Task objective:
Reproduce the material exactly, omitting nothing.

Material shown:
──────────────────────────────

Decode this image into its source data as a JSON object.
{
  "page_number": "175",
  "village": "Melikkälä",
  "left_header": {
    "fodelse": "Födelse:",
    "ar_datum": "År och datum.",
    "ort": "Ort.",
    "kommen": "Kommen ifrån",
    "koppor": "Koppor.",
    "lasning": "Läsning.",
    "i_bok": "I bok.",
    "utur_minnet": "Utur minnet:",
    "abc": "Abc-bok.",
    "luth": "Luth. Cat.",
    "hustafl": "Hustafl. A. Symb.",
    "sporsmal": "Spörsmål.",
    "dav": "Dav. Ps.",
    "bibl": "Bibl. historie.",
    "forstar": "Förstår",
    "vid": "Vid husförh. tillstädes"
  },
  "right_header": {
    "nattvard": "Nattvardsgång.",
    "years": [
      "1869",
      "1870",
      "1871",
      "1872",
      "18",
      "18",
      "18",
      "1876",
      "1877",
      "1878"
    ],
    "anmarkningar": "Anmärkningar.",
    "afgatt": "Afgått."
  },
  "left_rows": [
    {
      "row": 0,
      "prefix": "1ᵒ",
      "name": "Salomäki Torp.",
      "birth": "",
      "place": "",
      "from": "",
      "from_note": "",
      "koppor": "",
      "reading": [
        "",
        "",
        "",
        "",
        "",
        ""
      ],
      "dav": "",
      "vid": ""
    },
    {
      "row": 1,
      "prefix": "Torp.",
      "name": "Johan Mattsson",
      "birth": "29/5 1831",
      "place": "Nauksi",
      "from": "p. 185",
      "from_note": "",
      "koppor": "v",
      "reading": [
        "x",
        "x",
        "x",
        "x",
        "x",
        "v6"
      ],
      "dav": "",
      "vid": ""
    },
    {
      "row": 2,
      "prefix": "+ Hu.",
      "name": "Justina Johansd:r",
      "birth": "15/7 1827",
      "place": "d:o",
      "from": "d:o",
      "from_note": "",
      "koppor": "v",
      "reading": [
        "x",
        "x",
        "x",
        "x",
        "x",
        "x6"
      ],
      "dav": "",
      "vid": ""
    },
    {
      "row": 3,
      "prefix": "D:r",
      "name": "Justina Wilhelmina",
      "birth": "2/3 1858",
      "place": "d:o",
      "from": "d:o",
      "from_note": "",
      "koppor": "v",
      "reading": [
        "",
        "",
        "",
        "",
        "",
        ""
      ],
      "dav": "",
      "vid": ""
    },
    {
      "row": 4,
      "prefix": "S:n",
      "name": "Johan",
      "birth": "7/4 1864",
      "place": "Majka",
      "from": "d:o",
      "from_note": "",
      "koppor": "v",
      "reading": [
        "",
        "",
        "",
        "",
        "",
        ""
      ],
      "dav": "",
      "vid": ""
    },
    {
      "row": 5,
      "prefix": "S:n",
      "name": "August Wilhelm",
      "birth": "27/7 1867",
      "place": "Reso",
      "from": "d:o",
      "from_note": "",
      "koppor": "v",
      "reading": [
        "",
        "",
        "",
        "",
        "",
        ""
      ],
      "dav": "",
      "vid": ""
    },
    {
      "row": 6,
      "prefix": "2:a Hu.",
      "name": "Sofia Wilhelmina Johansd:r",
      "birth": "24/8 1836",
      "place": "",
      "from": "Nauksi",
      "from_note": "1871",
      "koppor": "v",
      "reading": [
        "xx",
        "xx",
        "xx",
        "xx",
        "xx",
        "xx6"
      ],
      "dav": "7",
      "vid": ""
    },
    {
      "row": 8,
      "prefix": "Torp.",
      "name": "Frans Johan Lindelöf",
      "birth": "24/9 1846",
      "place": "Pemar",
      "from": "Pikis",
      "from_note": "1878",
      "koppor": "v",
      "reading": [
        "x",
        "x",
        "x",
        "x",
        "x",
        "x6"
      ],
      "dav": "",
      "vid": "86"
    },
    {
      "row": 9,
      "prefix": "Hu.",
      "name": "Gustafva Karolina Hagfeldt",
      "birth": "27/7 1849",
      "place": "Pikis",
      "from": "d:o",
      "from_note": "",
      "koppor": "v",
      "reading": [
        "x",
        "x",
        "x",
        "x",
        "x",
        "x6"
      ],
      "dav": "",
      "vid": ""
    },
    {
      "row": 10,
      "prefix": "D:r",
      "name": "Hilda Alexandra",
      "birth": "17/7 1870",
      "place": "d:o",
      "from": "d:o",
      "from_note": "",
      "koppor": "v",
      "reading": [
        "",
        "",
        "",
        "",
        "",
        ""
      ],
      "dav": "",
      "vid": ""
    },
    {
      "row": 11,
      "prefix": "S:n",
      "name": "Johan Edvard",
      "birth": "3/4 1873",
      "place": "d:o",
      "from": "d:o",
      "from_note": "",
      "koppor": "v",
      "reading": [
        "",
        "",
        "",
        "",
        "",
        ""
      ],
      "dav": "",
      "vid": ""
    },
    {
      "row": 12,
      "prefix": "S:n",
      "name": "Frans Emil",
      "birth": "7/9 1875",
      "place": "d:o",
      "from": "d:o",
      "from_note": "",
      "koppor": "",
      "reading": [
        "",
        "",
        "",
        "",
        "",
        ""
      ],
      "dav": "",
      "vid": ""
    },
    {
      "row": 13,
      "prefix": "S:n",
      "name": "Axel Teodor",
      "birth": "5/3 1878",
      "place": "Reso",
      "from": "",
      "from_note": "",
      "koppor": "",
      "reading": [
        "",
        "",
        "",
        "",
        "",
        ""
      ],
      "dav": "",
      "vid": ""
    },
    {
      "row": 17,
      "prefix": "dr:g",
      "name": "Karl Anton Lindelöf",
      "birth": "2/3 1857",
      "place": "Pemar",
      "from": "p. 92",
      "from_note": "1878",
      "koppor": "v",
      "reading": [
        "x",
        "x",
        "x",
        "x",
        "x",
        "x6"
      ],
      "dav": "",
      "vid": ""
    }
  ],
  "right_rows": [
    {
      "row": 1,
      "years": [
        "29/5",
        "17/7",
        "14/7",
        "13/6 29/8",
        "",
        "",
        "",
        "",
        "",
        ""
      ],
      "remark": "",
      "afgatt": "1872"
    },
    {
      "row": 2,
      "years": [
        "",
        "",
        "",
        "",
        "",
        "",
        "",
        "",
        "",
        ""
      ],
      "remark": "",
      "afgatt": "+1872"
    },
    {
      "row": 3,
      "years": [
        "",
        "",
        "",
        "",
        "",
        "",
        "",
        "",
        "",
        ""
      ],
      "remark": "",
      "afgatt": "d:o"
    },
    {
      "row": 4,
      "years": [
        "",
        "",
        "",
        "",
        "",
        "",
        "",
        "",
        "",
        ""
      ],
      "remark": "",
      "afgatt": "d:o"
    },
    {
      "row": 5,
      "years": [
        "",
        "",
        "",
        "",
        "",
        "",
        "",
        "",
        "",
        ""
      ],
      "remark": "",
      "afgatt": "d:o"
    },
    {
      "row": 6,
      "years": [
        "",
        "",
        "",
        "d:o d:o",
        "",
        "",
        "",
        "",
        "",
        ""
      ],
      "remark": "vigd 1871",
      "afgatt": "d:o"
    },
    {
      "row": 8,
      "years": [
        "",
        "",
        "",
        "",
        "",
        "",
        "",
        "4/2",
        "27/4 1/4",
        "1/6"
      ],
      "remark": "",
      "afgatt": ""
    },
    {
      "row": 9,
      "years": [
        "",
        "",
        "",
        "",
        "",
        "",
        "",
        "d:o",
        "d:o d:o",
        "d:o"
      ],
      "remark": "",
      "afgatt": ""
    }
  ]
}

──────────────────────────────

Solution for this task:
Decode this image into its source data as a JSON object.
{
  "page_number": "175",
  "village": "Melikkälä",
  "left_header": {
    "fodelse": "Födelse:",
    "ar_datum": "År och datum.",
    "ort": "Ort.",
    "kommen": "Kommen ifrån",
    "koppor": "Koppor.",
    "lasning": "Läsning.",
    "i_bok": "I bok.",
    "utur_minnet": "Utur minnet:",
    "abc": "Abc-bok.",
    "luth": "Luth. Cat.",
    "hustafl": "Hustafl. A. Symb.",
    "sporsmal": "Spörsmål.",
    "dav": "Dav. Ps.",
    "bibl": "Bibl. historie.",
    "forstar": "Förstår",
    "vid": "Vid husförh. tillstädes"
  },
  "right_header": {
    "nattvard": "Nattvardsgång.",
    "years": [
      "1869",
      "1870",
      "1871",
      "1872",
      "18",
      "18",
      "18",
      "1876",
      "1877",
      "1878"
    ],
    "anmarkningar": "Anmärkningar.",
    "afgatt": "Afgått."
  },
  "left_rows": [
    {
      "row": 0,
      "prefix": "1ᵒ",
      "name": "Salomäki Torp.",
      "birth": "",
      "place": "",
      "from": "",
      "from_note": "",
      "koppor": "",
      "reading": [
        "",
        "",
        "",
        "",
        "",
        ""
      ],
      "dav": "",
      "vid": ""
    },
    {
      "row": 1,
      "prefix": "Torp.",
      "name": "Johan Mattsson",
      "birth": "29/5 1831",
      "place": "Nauksi",
      "from": "p. 185",
      "from_note": "",
      "koppor": "v",
      "reading": [
        "x",
        "x",
        "x",
        "x",
        "x",
        "v6"
      ],
      "dav": "",
      "vid": ""
    },
    {
      "row": 2,
      "prefix": "+ Hu.",
      "name": "Justina Johansd:r",
      "birth": "15/7 1827",
      "place": "d:o",
      "from": "d:o",
      "from_note": "",
      "koppor": "v",
      "reading": [
        "x",
        "x",
        "x",
        "x",
        "x",
        "x6"
      ],
      "dav": "",
      "vid": ""
    },
    {
      "row": 3,
      "prefix": "D:r",
      "name": "Justina Wilhelmina",
      "birth": "2/3 1858",
      "place": "d:o",
      "from": "d:o",
      "from_note": "",
      "koppor": "v",
      "reading": [
        "",
        "",
        "",
        "",
        "",
        ""
      ],
      "dav": "",
      "vid": ""
    },
    {
      "row": 4,
      "prefix": "S:n",
      "name": "Johan",
      "birth": "7/4 1864",
      "place": "Majka",
      "from": "d:o",
      "from_note": "",
      "koppor": "v",
      "reading": [
        "",
        "",
        "",
        "",
        "",
        ""
      ],
      "dav": "",
      "vid": ""
    },
    {
      "row": 5,
      "prefix": "S:n",
      "name": "August Wilhelm",
      "birth": "27/7 1867",
      "place": "Reso",
      "from": "d:o",
      "from_note": "",
      "koppor": "v",
      "reading": [
        "",
        "",
        "",
        "",
        "",
        ""
      ],
      "dav": "",
      "vid": ""
    },
    {
      "row": 6,
      "prefix": "2:a Hu.",
      "name": "Sofia Wilhelmina Johansd:r",
      "birth": "24/8 1836",
      "place": "",
      "from": "Nauksi",
      "from_note": "1871",
      "koppor": "v",
      "reading": [
        "xx",
        "xx",
        "xx",
        "xx",
        "xx",
        "xx6"
      ],
      "dav": "7",
      "vid": ""
    },
    {
      "row": 8,
      "prefix": "Torp.",
      "name": "Frans Johan Lindelöf",
      "birth": "24/9 1846",
      "place": "Pemar",
      "from": "Pikis",
      "from_note": "1878",
      "koppor": "v",
      "reading": [
        "x",
        "x",
        "x",
        "x",
        "x",
        "x6"
      ],
      "dav": "",
      "vid": "86"
    },
    {
      "row": 9,
      "prefix": "Hu.",
      "name": "Gustafva Karolina Hagfeldt",
      "birth": "27/7 1849",
      "place": "Pikis",
      "from": "d:o",
      "from_note": "",
      "koppor": "v",
      "reading": [
        "x",
        "x",
        "x",
        "x",
        "x",
        "x6"
      ],
      "dav": "",
      "vid": ""
    },
    {
      "row": 10,
      "prefix": "D:r",
      "name": "Hilda Alexandra",
      "birth": "17/7 1870",
      "place": "d:o",
      "from": "d:o",
      "from_note": "",
      "koppor": "v",
      "reading": [
        "",
        "",
        "",
        "",
        "",
        ""
      ],
      "dav": "",
      "vid": ""
    },
    {
      "row": 11,
      "prefix": "S:n",
      "name": "Johan Edvard",
      "birth": "3/4 1873",
      "place": "d:o",
      "from": "d:o",
      "from_note": "",
      "koppor": "v",
      "reading": [
        "",
        "",
        "",
        "",
        "",
        ""
      ],
      "dav": "",
      "vid": ""
    },
    {
      "row": 12,
      "prefix": "S:n",
      "name": "Frans Emil",
      "birth": "7/9 1875",
      "place": "d:o",
      "from": "d:o",
      "from_note": "",
      "koppor": "",
      "reading": [
        "",
        "",
        "",
        "",
        "",
        ""
      ],
      "dav": "",
      "vid": ""
    },
    {
      "row": 13,
      "prefix": "S:n",
      "name": "Axel Teodor",
      "birth": "5/3 1878",
      "place": "Reso",
      "from": "",
      "from_note": "",
      "koppor": "",
      "reading": [
        "",
        "",
        "",
        "",
        "",
        ""
      ],
      "dav": "",
      "vid": ""
    },
    {
      "row": 17,
      "prefix": "dr:g",
      "name": "Karl Anton Lindelöf",
      "birth": "2/3 1857",
      "place": "Pemar",
      "from": "p. 92",
      "from_note": "1878",
      "koppor": "v",
      "reading": [
        "x",
        "x",
        "x",
        "x",
        "x",
        "x6"
      ],
      "dav": "",
      "vid": ""
    }
  ],
  "right_rows": [
    {
      "row": 1,
      "years": [
        "29/5",
        "17/7",
        "14/7",
        "13/6 29/8",
        "",
        "",
        "",
        "",
        "",
        ""
      ],
      "remark": "",
      "afgatt": "1872"
    },
    {
      "row": 2,
      "years": [
        "",
        "",
        "",
        "",
        "",
        "",
        "",
        "",
        "",
        ""
      ],
      "remark": "",
      "afgatt": "+1872"
    },
    {
      "row": 3,
      "years": [
        "",
        "",
        "",
        "",
        "",
        "",
        "",
        "",
        "",
        ""
      ],
      "remark": "",
      "afgatt": "d:o"
    },
    {
      "row": 4,
      "years": [
        "",
        "",
        "",
        "",
        "",
        "",
        "",
        "",
        "",
        ""
      ],
      "remark": "",
      "afgatt": "d:o"
    },
    {
      "row": 5,
      "years": [
        "",
        "",
        "",
        "",
        "",
        "",
        "",
        "",
        "",
        ""
      ],
      "remark": "",
      "afgatt": "d:o"
    },
    {
      "row": 6,
      "years": [
        "",
        "",
        "",
        "d:o d:o",
        "",
        "",
        "",
        "",
        "",
        ""
      ],
      "remark": "vigd 1871",
      "afgatt": "d:o"
    },
    {
      "row": 8,
      "years": [
        "",
        "",
        "",
        "",
        "",
        "",
        "",
        "4/2",
        "27/4 1/4",
        "1/6"
      ],
      "remark": "",
      "afgatt": ""
    },
    {
      "row": 9,
      "years": [
        "",
        "",
        "",
        "",
        "",
        "",
        "",
        "d:o",
        "d:o d:o",
        "d:o"
      ],
      "remark": "",
      "afgatt": ""
    }
  ]
}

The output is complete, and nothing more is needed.